Look for the string "Accuracy" in every line, and copy each line that has it.
**** Dataset ****
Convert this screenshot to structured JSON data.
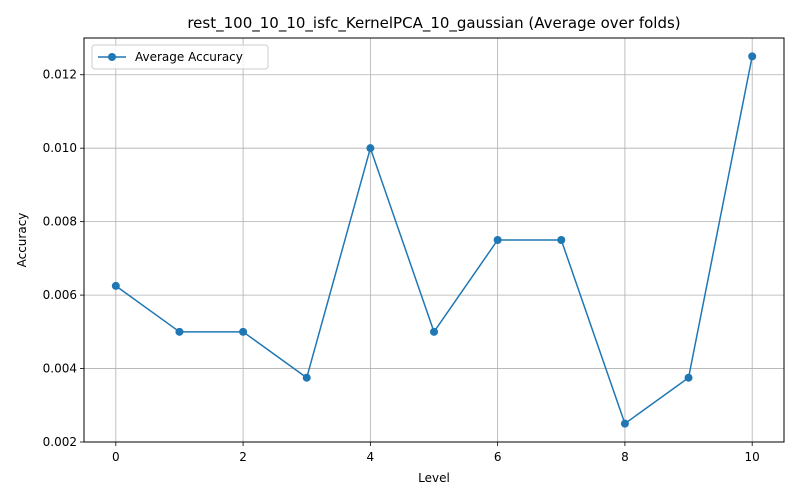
{
  "chart_data": {
    "type": "line",
    "title": "rest_100_10_10_isfc_KernelPCA_10_gaussian (Average over folds)",
    "xlabel": "Level",
    "ylabel": "Accuracy",
    "x": [
      0,
      1,
      2,
      3,
      4,
      5,
      6,
      7,
      8,
      9,
      10
    ],
    "series": [
      {
        "name": "Average Accuracy",
        "values": [
          0.00625,
          0.005,
          0.005,
          0.00375,
          0.01,
          0.005,
          0.0075,
          0.0075,
          0.0025,
          0.00375,
          0.0125
        ],
        "color": "#1f77b4",
        "marker": "circle"
      }
    ],
    "xlim": [
      -0.5,
      10.5
    ],
    "ylim": [
      0.002,
      0.013
    ],
    "xticks": [
      0,
      2,
      4,
      6,
      8,
      10
    ],
    "xtick_labels": [
      "0",
      "2",
      "4",
      "6",
      "8",
      "10"
    ],
    "yticks": [
      0.002,
      0.004,
      0.006,
      0.008,
      0.01,
      0.012
    ],
    "ytick_labels": [
      "0.002",
      "0.004",
      "0.006",
      "0.008",
      "0.010",
      "0.012"
    ],
    "grid": true,
    "legend": "upper-left"
  }
}
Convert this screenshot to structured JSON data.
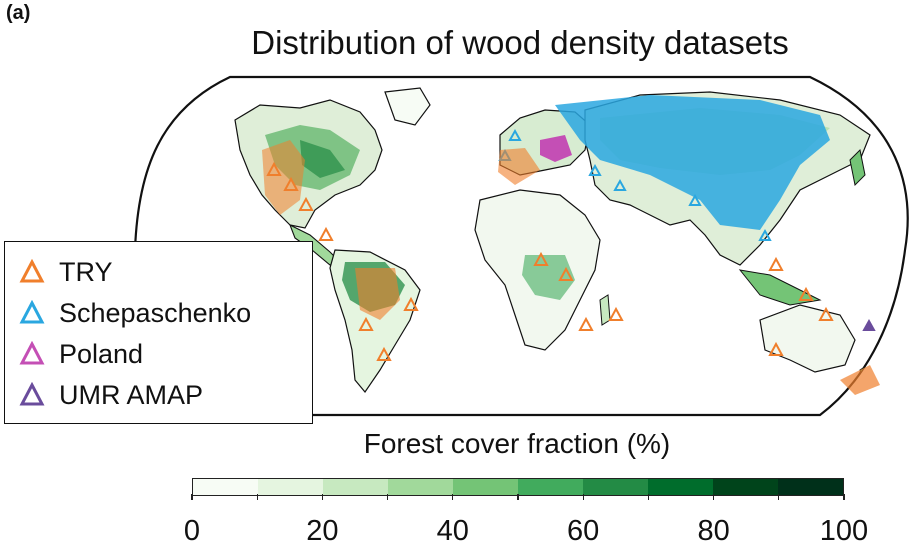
{
  "panel_label": "(a)",
  "title": "Distribution of wood density datasets",
  "legend": [
    {
      "label": "TRY",
      "color": "#f07f2c"
    },
    {
      "label": "Schepaschenko",
      "color": "#2aa7e0"
    },
    {
      "label": "Poland",
      "color": "#c44fb5"
    },
    {
      "label": "UMR AMAP",
      "color": "#6a4c9c"
    }
  ],
  "colorbar": {
    "title": "Forest cover fraction (%)",
    "ticks": [
      "0",
      "20",
      "40",
      "60",
      "80",
      "100"
    ],
    "range": [
      0,
      100
    ],
    "colors": [
      "#f7fcf5",
      "#e5f5e0",
      "#c7e9c0",
      "#a1d99b",
      "#74c476",
      "#41ab5d",
      "#238b45",
      "#006d2c",
      "#00441b",
      "#00301a"
    ]
  },
  "map": {
    "projection": "robinson",
    "ocean_color": "#ffffff",
    "land_color": "#f2f8ef",
    "coast_color": "#000000"
  }
}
****
Full answer
    "ylabel": "Accuracy",
        "name": "Average Accuracy",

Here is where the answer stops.